**Raw data**
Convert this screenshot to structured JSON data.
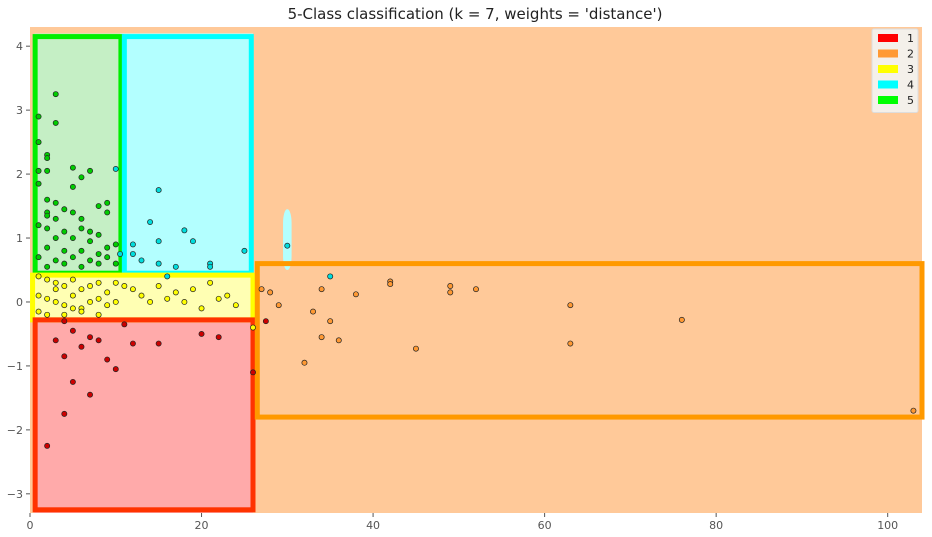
{
  "chart_data": {
    "type": "scatter",
    "title": "5-Class classification (k = 7, weights = 'distance')",
    "xlim": [
      0,
      104
    ],
    "ylim": [
      -3.3,
      4.3
    ],
    "xticks": [
      0,
      20,
      40,
      60,
      80,
      100
    ],
    "yticks": [
      -3,
      -2,
      -1,
      0,
      1,
      2,
      3,
      4
    ],
    "grid": false,
    "legend_position": "top-right",
    "legend": [
      {
        "label": "1",
        "color": "#ff0000"
      },
      {
        "label": "2",
        "color": "#ff9933"
      },
      {
        "label": "3",
        "color": "#ffff00"
      },
      {
        "label": "4",
        "color": "#00ffff"
      },
      {
        "label": "5",
        "color": "#00ff00"
      }
    ],
    "background_regions": [
      {
        "class": "2",
        "x": [
          0,
          104
        ],
        "y": [
          -3.3,
          4.3
        ],
        "color": "#ffc999"
      },
      {
        "class": "5",
        "x": [
          0.5,
          10.5
        ],
        "y": [
          0.45,
          4.2
        ],
        "color": "#c5efc5"
      },
      {
        "class": "4",
        "x": [
          10.5,
          26
        ],
        "y": [
          0.45,
          4.2
        ],
        "color": "#b3ffff"
      },
      {
        "class": "3",
        "x": [
          0,
          26
        ],
        "y": [
          -0.3,
          0.45
        ],
        "color": "#ffffb3"
      },
      {
        "class": "1",
        "x": [
          0.5,
          26
        ],
        "y": [
          -3.3,
          -0.3
        ],
        "color": "#ffaaaa"
      },
      {
        "class": "4",
        "x": [
          29.5,
          30.5
        ],
        "y": [
          0.5,
          1.45
        ],
        "color": "#b3ffff"
      }
    ],
    "highlight_boxes": [
      {
        "class": "5",
        "x": [
          0.6,
          10.6
        ],
        "y": [
          0.45,
          4.15
        ],
        "color": "#00ee00"
      },
      {
        "class": "4",
        "x": [
          11.0,
          25.8
        ],
        "y": [
          0.45,
          4.15
        ],
        "color": "#00ffff"
      },
      {
        "class": "3",
        "x": [
          0.3,
          26.0
        ],
        "y": [
          -0.28,
          0.42
        ],
        "color": "#ffff00"
      },
      {
        "class": "1",
        "x": [
          0.6,
          26.0
        ],
        "y": [
          -3.25,
          -0.28
        ],
        "color": "#ff3300"
      },
      {
        "class": "2",
        "x": [
          26.5,
          104
        ],
        "y": [
          -1.8,
          0.6
        ],
        "color": "#ff9900"
      }
    ],
    "series": [
      {
        "name": "1",
        "color": "#cc0000",
        "points": [
          [
            4,
            -0.3
          ],
          [
            5,
            -0.45
          ],
          [
            7,
            -0.55
          ],
          [
            4,
            -0.85
          ],
          [
            6,
            -0.7
          ],
          [
            8,
            -0.6
          ],
          [
            9,
            -0.9
          ],
          [
            5,
            -1.25
          ],
          [
            7,
            -1.45
          ],
          [
            4,
            -1.75
          ],
          [
            2,
            -2.25
          ],
          [
            10,
            -1.05
          ],
          [
            12,
            -0.65
          ],
          [
            15,
            -0.65
          ],
          [
            20,
            -0.5
          ],
          [
            22,
            -0.55
          ],
          [
            26,
            -1.1
          ],
          [
            27.5,
            -0.3
          ],
          [
            3,
            -0.6
          ],
          [
            11,
            -0.35
          ]
        ]
      },
      {
        "name": "2",
        "color": "#ff9933",
        "points": [
          [
            27,
            0.2
          ],
          [
            28,
            0.15
          ],
          [
            29,
            -0.05
          ],
          [
            32,
            -0.95
          ],
          [
            33,
            -0.15
          ],
          [
            34,
            -0.55
          ],
          [
            34,
            0.2
          ],
          [
            35,
            -0.3
          ],
          [
            36,
            -0.6
          ],
          [
            38,
            0.12
          ],
          [
            42,
            0.32
          ],
          [
            42,
            0.28
          ],
          [
            45,
            -0.73
          ],
          [
            49,
            0.25
          ],
          [
            49,
            0.15
          ],
          [
            52,
            0.2
          ],
          [
            63,
            -0.05
          ],
          [
            63,
            -0.65
          ],
          [
            76,
            -0.28
          ],
          [
            103,
            -1.7
          ]
        ]
      },
      {
        "name": "3",
        "color": "#ffff00",
        "points": [
          [
            1,
            0.4
          ],
          [
            2,
            0.35
          ],
          [
            3,
            0.3
          ],
          [
            4,
            0.25
          ],
          [
            5,
            0.35
          ],
          [
            6,
            0.2
          ],
          [
            7,
            0.25
          ],
          [
            8,
            0.3
          ],
          [
            9,
            0.15
          ],
          [
            10,
            0.3
          ],
          [
            11,
            0.25
          ],
          [
            12,
            0.2
          ],
          [
            1,
            0.1
          ],
          [
            2,
            0.05
          ],
          [
            3,
            0.0
          ],
          [
            4,
            -0.05
          ],
          [
            5,
            0.1
          ],
          [
            6,
            -0.1
          ],
          [
            7,
            0.0
          ],
          [
            8,
            0.05
          ],
          [
            9,
            -0.05
          ],
          [
            10,
            0.0
          ],
          [
            1,
            -0.15
          ],
          [
            2,
            -0.2
          ],
          [
            4,
            -0.2
          ],
          [
            6,
            -0.15
          ],
          [
            8,
            -0.2
          ],
          [
            13,
            0.1
          ],
          [
            14,
            0.0
          ],
          [
            16,
            0.05
          ],
          [
            17,
            0.15
          ],
          [
            18,
            0.0
          ],
          [
            20,
            -0.1
          ],
          [
            22,
            0.05
          ],
          [
            24,
            -0.05
          ],
          [
            15,
            0.25
          ],
          [
            19,
            0.2
          ],
          [
            21,
            0.3
          ],
          [
            23,
            0.1
          ],
          [
            26,
            -0.4
          ],
          [
            3,
            0.2
          ],
          [
            5,
            -0.1
          ]
        ]
      },
      {
        "name": "4",
        "color": "#00dddd",
        "points": [
          [
            10,
            2.08
          ],
          [
            15,
            1.75
          ],
          [
            14,
            1.25
          ],
          [
            18,
            1.12
          ],
          [
            19,
            0.95
          ],
          [
            15,
            0.95
          ],
          [
            12,
            0.9
          ],
          [
            12,
            0.75
          ],
          [
            13,
            0.65
          ],
          [
            15,
            0.6
          ],
          [
            17,
            0.55
          ],
          [
            21,
            0.6
          ],
          [
            21,
            0.55
          ],
          [
            25,
            0.8
          ],
          [
            30,
            0.88
          ],
          [
            35,
            0.4
          ],
          [
            16,
            0.4
          ],
          [
            10.5,
            0.75
          ]
        ]
      },
      {
        "name": "5",
        "color": "#00cc00",
        "points": [
          [
            3,
            3.25
          ],
          [
            3,
            2.8
          ],
          [
            1,
            2.9
          ],
          [
            1,
            2.5
          ],
          [
            2,
            2.3
          ],
          [
            2,
            2.25
          ],
          [
            2,
            2.05
          ],
          [
            5,
            2.1
          ],
          [
            6,
            1.95
          ],
          [
            7,
            2.05
          ],
          [
            5,
            1.8
          ],
          [
            2,
            1.6
          ],
          [
            3,
            1.55
          ],
          [
            4,
            1.45
          ],
          [
            2,
            1.4
          ],
          [
            2,
            1.35
          ],
          [
            3,
            1.3
          ],
          [
            5,
            1.4
          ],
          [
            6,
            1.3
          ],
          [
            1,
            1.2
          ],
          [
            2,
            1.15
          ],
          [
            4,
            1.1
          ],
          [
            6,
            1.15
          ],
          [
            8,
            1.5
          ],
          [
            9,
            1.55
          ],
          [
            9,
            1.4
          ],
          [
            3,
            1.0
          ],
          [
            5,
            1.0
          ],
          [
            7,
            0.95
          ],
          [
            8,
            1.05
          ],
          [
            9,
            0.85
          ],
          [
            10,
            0.9
          ],
          [
            2,
            0.85
          ],
          [
            4,
            0.8
          ],
          [
            6,
            0.8
          ],
          [
            8,
            0.75
          ],
          [
            1,
            0.7
          ],
          [
            3,
            0.65
          ],
          [
            5,
            0.7
          ],
          [
            7,
            0.65
          ],
          [
            9,
            0.7
          ],
          [
            10,
            0.6
          ],
          [
            2,
            0.55
          ],
          [
            4,
            0.6
          ],
          [
            6,
            0.55
          ],
          [
            8,
            0.6
          ],
          [
            1,
            1.85
          ],
          [
            1,
            2.05
          ],
          [
            7,
            1.1
          ]
        ]
      }
    ]
  }
}
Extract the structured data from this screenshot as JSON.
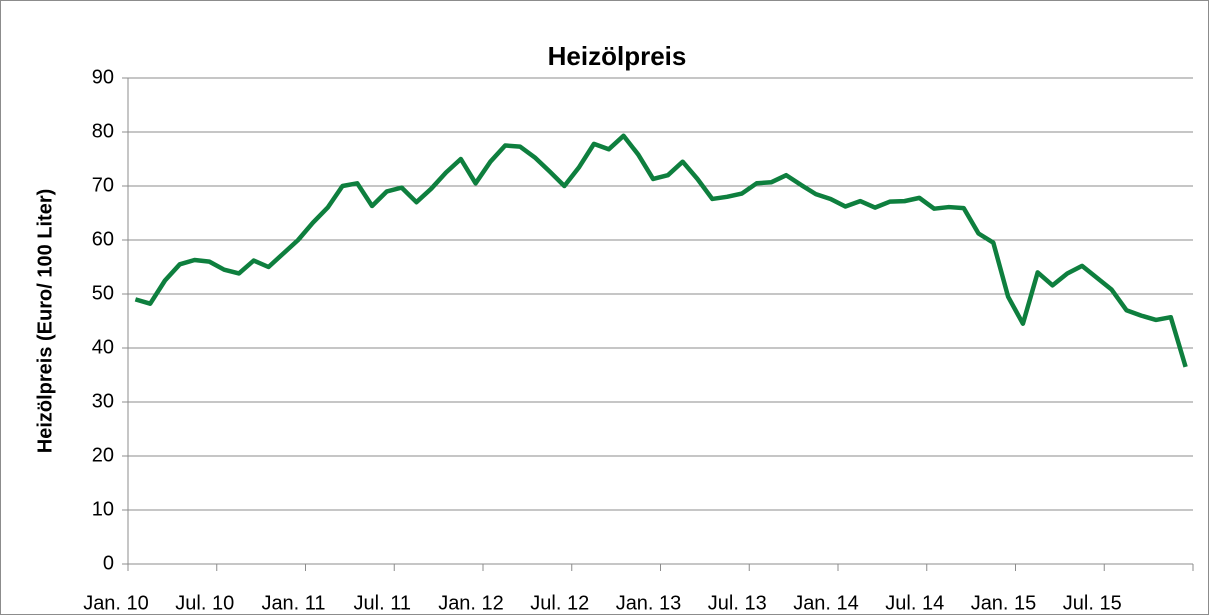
{
  "chart_data": {
    "type": "line",
    "title": "Heizölpreis",
    "y_label": "Heizölpreis (Euro/ 100 Liter)",
    "categories": [
      "Jan. 10",
      null,
      null,
      null,
      null,
      null,
      "Jul. 10",
      null,
      null,
      null,
      null,
      null,
      "Jan. 11",
      null,
      null,
      null,
      null,
      null,
      "Jul. 11",
      null,
      null,
      null,
      null,
      null,
      "Jan. 12",
      null,
      null,
      null,
      null,
      null,
      "Jul. 12",
      null,
      null,
      null,
      null,
      null,
      "Jan. 13",
      null,
      null,
      null,
      null,
      null,
      "Jul. 13",
      null,
      null,
      null,
      null,
      null,
      "Jan. 14",
      null,
      null,
      null,
      null,
      null,
      "Jul. 14",
      null,
      null,
      null,
      null,
      null,
      "Jan. 15",
      null,
      null,
      null,
      null,
      null,
      "Jul. 15",
      null,
      null,
      null,
      null,
      null
    ],
    "series": [
      {
        "name": "Heizölpreis",
        "color": "#0e7f3e",
        "values": [
          49,
          48.2,
          52.5,
          55.5,
          56.3,
          56,
          54.5,
          53.8,
          56.2,
          55,
          57.5,
          60,
          63.2,
          66,
          70,
          70.5,
          66.3,
          69,
          69.7,
          67,
          69.5,
          72.5,
          75,
          70.5,
          74.5,
          77.5,
          77.3,
          75.3,
          72.7,
          70,
          73.5,
          77.8,
          76.8,
          79.3,
          75.8,
          71.3,
          72,
          74.5,
          71.3,
          67.6,
          68,
          68.6,
          70.5,
          70.7,
          72,
          70.2,
          68.5,
          67.6,
          66.2,
          67.2,
          66,
          67.1,
          67.2,
          67.8,
          65.8,
          66.1,
          65.9,
          61.2,
          59.5,
          49.5,
          44.5,
          54,
          51.6,
          53.8,
          55.2,
          53,
          50.8,
          47,
          46,
          45.2,
          45.7,
          36.5
        ]
      }
    ],
    "ylim": [
      0,
      90
    ],
    "yticks": [
      0,
      10,
      20,
      30,
      40,
      50,
      60,
      70,
      80,
      90
    ],
    "grid": true
  }
}
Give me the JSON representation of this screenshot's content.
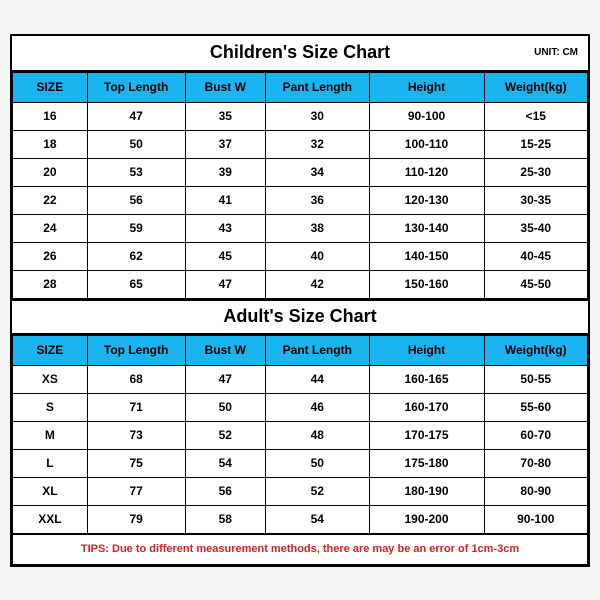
{
  "children": {
    "title": "Children's Size Chart",
    "unit": "UNIT: CM",
    "columns": [
      "SIZE",
      "Top Length",
      "Bust W",
      "Pant Length",
      "Height",
      "Weight(kg)"
    ],
    "rows": [
      [
        "16",
        "47",
        "35",
        "30",
        "90-100",
        "<15"
      ],
      [
        "18",
        "50",
        "37",
        "32",
        "100-110",
        "15-25"
      ],
      [
        "20",
        "53",
        "39",
        "34",
        "110-120",
        "25-30"
      ],
      [
        "22",
        "56",
        "41",
        "36",
        "120-130",
        "30-35"
      ],
      [
        "24",
        "59",
        "43",
        "38",
        "130-140",
        "35-40"
      ],
      [
        "26",
        "62",
        "45",
        "40",
        "140-150",
        "40-45"
      ],
      [
        "28",
        "65",
        "47",
        "42",
        "150-160",
        "45-50"
      ]
    ]
  },
  "adult": {
    "title": "Adult's Size Chart",
    "columns": [
      "SIZE",
      "Top Length",
      "Bust W",
      "Pant Length",
      "Height",
      "Weight(kg)"
    ],
    "rows": [
      [
        "XS",
        "68",
        "47",
        "44",
        "160-165",
        "50-55"
      ],
      [
        "S",
        "71",
        "50",
        "46",
        "160-170",
        "55-60"
      ],
      [
        "M",
        "73",
        "52",
        "48",
        "170-175",
        "60-70"
      ],
      [
        "L",
        "75",
        "54",
        "50",
        "175-180",
        "70-80"
      ],
      [
        "XL",
        "77",
        "56",
        "52",
        "180-190",
        "80-90"
      ],
      [
        "XXL",
        "79",
        "58",
        "54",
        "190-200",
        "90-100"
      ]
    ]
  },
  "tips": "TIPS: Due to different measurement methods, there are may be an error of 1cm-3cm",
  "style": {
    "header_bg": "#1ab4f0",
    "border_color": "#000000",
    "tips_color": "#d62020",
    "title_fontsize": 18,
    "cell_fontsize": 12,
    "column_widths_pct": [
      13,
      17,
      14,
      18,
      20,
      18
    ]
  }
}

**Set exercise**
Copy every line of the listing that includes the string "Heizölpreis".

**Output of the exercise**
    "title": "Heizölpreis",
    "y_label": "Heizölpreis (Euro/ 100 Liter)",
        "name": "Heizölpreis",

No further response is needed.